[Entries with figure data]
============================================================

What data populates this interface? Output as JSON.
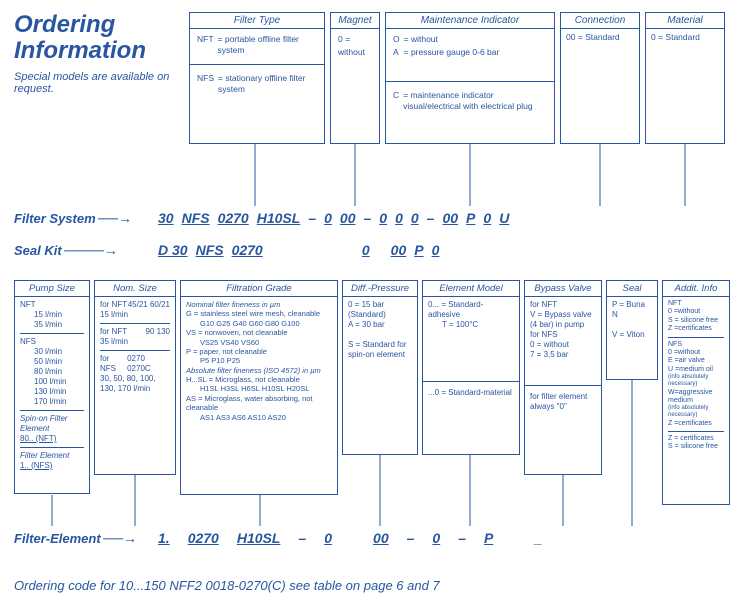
{
  "header": {
    "title_line1": "Ordering",
    "title_line2": "Information",
    "subtitle": "Special models are available on request."
  },
  "topBoxes": {
    "filterType": {
      "title": "Filter Type",
      "rows": [
        [
          "NFT",
          "= portable offline filter system"
        ],
        [
          "NFS",
          "= stationary offline filter system"
        ]
      ]
    },
    "magnet": {
      "title": "Magnet",
      "rows": [
        [
          "0 =",
          "without"
        ]
      ]
    },
    "maintenance": {
      "title": "Maintenance Indicator",
      "rows1": [
        [
          "O",
          "= without"
        ],
        [
          "A",
          "= pressure gauge 0-6 bar"
        ]
      ],
      "rows2": [
        [
          "C",
          "= maintenance indicator visual/electrical with electrical plug"
        ]
      ]
    },
    "connection": {
      "title": "Connection",
      "rows": [
        [
          "00 = Standard"
        ]
      ]
    },
    "material": {
      "title": "Material",
      "rows": [
        [
          "0 = Standard"
        ]
      ]
    }
  },
  "lines": {
    "filterSystem": {
      "label": "Filter System",
      "parts": [
        "30",
        "NFS",
        "0270",
        "H10SL",
        "–",
        "0",
        "00",
        "–",
        "0",
        "0",
        "0",
        "–",
        "00",
        "P",
        "0",
        "U"
      ]
    },
    "sealKit": {
      "label": "Seal Kit",
      "parts": [
        "D 30",
        "NFS",
        "0270",
        "",
        "",
        "",
        "",
        "",
        "",
        "",
        "0",
        "",
        "00",
        "P",
        "0",
        ""
      ]
    },
    "filterElement": {
      "label": "Filter-Element",
      "parts": [
        "1.",
        "0270",
        "H10SL",
        "–",
        "0",
        "",
        "00",
        "–",
        "0",
        "–",
        "P",
        "",
        "_"
      ]
    }
  },
  "midBoxes": {
    "pumpSize": {
      "title": "Pump Size",
      "nft_label": "NFT",
      "nft_lines": [
        "15 l/min",
        "35 l/min"
      ],
      "nfs_label": "NFS",
      "nfs_lines": [
        "30 l/min",
        "50 l/min",
        "80 l/min",
        "100 l/min",
        "130 l/min",
        "170 l/min"
      ],
      "spinon_title": "Spin-on Filter Element",
      "spinon_val": "80.. (NFT)",
      "fe_title": "Filter Element",
      "fe_val": "1.. (NFS)"
    },
    "nomSize": {
      "title": "Nom. Size",
      "g1": {
        "label": "for NFT",
        "sub": "15 l/min",
        "vals": "45/21  60/21"
      },
      "g2": {
        "label": "for NFT",
        "sub": "35 l/min",
        "vals": "90  130"
      },
      "g3": {
        "label": "for NFS",
        "sub": "30, 50, 80, 100, 130, 170 l/min",
        "vals": "0270 0270C"
      }
    },
    "filtration": {
      "title": "Filtration Grade",
      "intro": "Nominal filter fineness in µm",
      "g": "G    = stainless steel wire mesh, cleanable",
      "g_list": "G10 G25 G40 G60 G80 G100",
      "vs": "VS   = nonwoven, not cleanable",
      "vs_list": "VS25 VS40 VS60",
      "p": "P    = paper, not cleanable",
      "p_list": "P5 P10 P25",
      "abs": "Absolute filter fineness (ISO 4572) in µm",
      "hsl": "H...SL = Microglass, not cleanable",
      "hsl_list": "H1SL H3SL H6SL H10SL H20SL",
      "as": "AS   = Microglass, water absorbing, not cleanable",
      "as_list": "AS1 AS3 AS6 AS10 AS20"
    },
    "diffPressure": {
      "title": "Diff.-Pressure",
      "rows": [
        "0 = 15 bar (Standard)",
        "A = 30 bar",
        "",
        "S = Standard for spin-on element"
      ]
    },
    "elementModel": {
      "title": "Element Model",
      "rows1": [
        "0... = Standard-adhesive",
        "T = 100°C"
      ],
      "rows2": [
        "...0 = Standard-material"
      ]
    },
    "bypass": {
      "title": "Bypass Valve",
      "rows1": [
        "for NFT",
        "V = Bypass valve (4 bar) in pump",
        "for NFS",
        "0 = without",
        "7 = 3,5 bar"
      ],
      "rows2": [
        "for filter element always \"0\""
      ]
    },
    "seal": {
      "title": "Seal",
      "rows": [
        "P = Buna N",
        "",
        "V = Viton"
      ]
    },
    "addit": {
      "title": "Addit. Info",
      "nft_label": "NFT",
      "nft_rows": [
        "0 =without",
        "S = silicone free",
        "Z =certificates"
      ],
      "nfs_label": "NFS",
      "nfs_rows": [
        "0 =without",
        "E =air valve",
        "U =medium oil",
        "(info absolutely necessary)",
        "W=aggressive medium",
        "(info absolutely necessary)",
        "Z =certificates"
      ],
      "last_rows": [
        "Z = certificates",
        "S = silicone free"
      ]
    }
  },
  "footer": "Ordering code for 10...150 NFF2 0018-0270(C) see table on page 6 and 7"
}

============================================================

Stated goal:
Reproduce the listing exactly. Leave its pictures out.

Task solution:
What data populates this interface? Output as JSON.
{
  "header": {
    "title_line1": "Ordering",
    "title_line2": "Information",
    "subtitle": "Special models are available on request."
  },
  "topBoxes": {
    "filterType": {
      "title": "Filter Type",
      "rows": [
        [
          "NFT",
          "= portable offline filter system"
        ],
        [
          "NFS",
          "= stationary offline filter system"
        ]
      ]
    },
    "magnet": {
      "title": "Magnet",
      "rows": [
        [
          "0 =",
          "without"
        ]
      ]
    },
    "maintenance": {
      "title": "Maintenance Indicator",
      "rows1": [
        [
          "O",
          "= without"
        ],
        [
          "A",
          "= pressure gauge 0-6 bar"
        ]
      ],
      "rows2": [
        [
          "C",
          "= maintenance indicator visual/electrical with electrical plug"
        ]
      ]
    },
    "connection": {
      "title": "Connection",
      "rows": [
        [
          "00 = Standard"
        ]
      ]
    },
    "material": {
      "title": "Material",
      "rows": [
        [
          "0 = Standard"
        ]
      ]
    }
  },
  "lines": {
    "filterSystem": {
      "label": "Filter System",
      "parts": [
        "30",
        "NFS",
        "0270",
        "H10SL",
        "–",
        "0",
        "00",
        "–",
        "0",
        "0",
        "0",
        "–",
        "00",
        "P",
        "0",
        "U"
      ]
    },
    "sealKit": {
      "label": "Seal Kit",
      "parts": [
        "D 30",
        "NFS",
        "0270",
        "",
        "",
        "",
        "",
        "",
        "",
        "",
        "0",
        "",
        "00",
        "P",
        "0",
        ""
      ]
    },
    "filterElement": {
      "label": "Filter-Element",
      "parts": [
        "1.",
        "0270",
        "H10SL",
        "–",
        "0",
        "",
        "00",
        "–",
        "0",
        "–",
        "P",
        "",
        "_"
      ]
    }
  },
  "midBoxes": {
    "pumpSize": {
      "title": "Pump Size",
      "nft_label": "NFT",
      "nft_lines": [
        "15 l/min",
        "35 l/min"
      ],
      "nfs_label": "NFS",
      "nfs_lines": [
        "30 l/min",
        "50 l/min",
        "80 l/min",
        "100 l/min",
        "130 l/min",
        "170 l/min"
      ],
      "spinon_title": "Spin-on Filter Element",
      "spinon_val": "80.. (NFT)",
      "fe_title": "Filter Element",
      "fe_val": "1.. (NFS)"
    },
    "nomSize": {
      "title": "Nom. Size",
      "g1": {
        "label": "for NFT",
        "sub": "15 l/min",
        "vals": "45/21  60/21"
      },
      "g2": {
        "label": "for NFT",
        "sub": "35 l/min",
        "vals": "90  130"
      },
      "g3": {
        "label": "for NFS",
        "sub": "30, 50, 80, 100, 130, 170 l/min",
        "vals": "0270 0270C"
      }
    },
    "filtration": {
      "title": "Filtration Grade",
      "intro": "Nominal filter fineness in µm",
      "g": "G    = stainless steel wire mesh, cleanable",
      "g_list": "G10 G25 G40 G60 G80 G100",
      "vs": "VS   = nonwoven, not cleanable",
      "vs_list": "VS25 VS40 VS60",
      "p": "P    = paper, not cleanable",
      "p_list": "P5 P10 P25",
      "abs": "Absolute filter fineness (ISO 4572) in µm",
      "hsl": "H...SL = Microglass, not cleanable",
      "hsl_list": "H1SL H3SL H6SL H10SL H20SL",
      "as": "AS   = Microglass, water absorbing, not cleanable",
      "as_list": "AS1 AS3 AS6 AS10 AS20"
    },
    "diffPressure": {
      "title": "Diff.-Pressure",
      "rows": [
        "0 = 15 bar (Standard)",
        "A = 30 bar",
        "",
        "S = Standard for spin-on element"
      ]
    },
    "elementModel": {
      "title": "Element Model",
      "rows1": [
        "0... = Standard-adhesive",
        "T = 100°C"
      ],
      "rows2": [
        "...0 = Standard-material"
      ]
    },
    "bypass": {
      "title": "Bypass Valve",
      "rows1": [
        "for NFT",
        "V = Bypass valve (4 bar) in pump",
        "for NFS",
        "0 = without",
        "7 = 3,5 bar"
      ],
      "rows2": [
        "for filter element always \"0\""
      ]
    },
    "seal": {
      "title": "Seal",
      "rows": [
        "P = Buna N",
        "",
        "V = Viton"
      ]
    },
    "addit": {
      "title": "Addit. Info",
      "nft_label": "NFT",
      "nft_rows": [
        "0 =without",
        "S = silicone free",
        "Z =certificates"
      ],
      "nfs_label": "NFS",
      "nfs_rows": [
        "0 =without",
        "E =air valve",
        "U =medium oil",
        "(info absolutely necessary)",
        "W=aggressive medium",
        "(info absolutely necessary)",
        "Z =certificates"
      ],
      "last_rows": [
        "Z = certificates",
        "S = silicone free"
      ]
    }
  },
  "footer": "Ordering code for 10...150 NFF2 0018-0270(C) see table on page 6 and 7"
}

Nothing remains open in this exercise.